REQUIRED TASK:
Work out how many lines include "Alerte" and answer with that number only.

Stored items:
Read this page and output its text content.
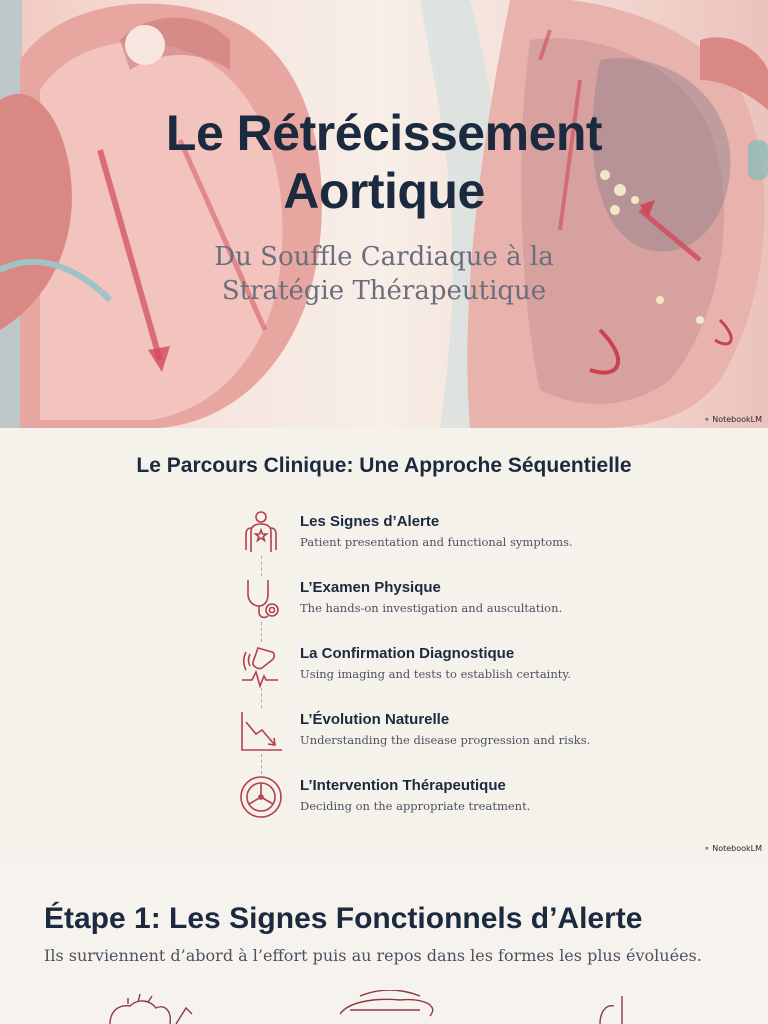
Le Rétrécissement
Aortique
Du Souffle Cardiaque à la
Stratégie Thérapeutique
⚬ NotebookLM
Le Parcours Clinique: Une Approche Séquentielle
Les Signes d’Alerte
Patient presentation and functional symptoms.
L’Examen Physique
The hands-on investigation and auscultation.
La Confirmation Diagnostique
Using imaging and tests to establish certainty.
L’Évolution Naturelle
Understanding the disease progression and risks.
L’Intervention Thérapeutique
Deciding on the appropriate treatment.
⚬ NotebookLM
Étape 1: Les Signes Fonctionnels d’Alerte
Ils surviennent d’abord à l’effort puis au repos dans les formes les plus évoluées.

CORRECT OUTPUT:
2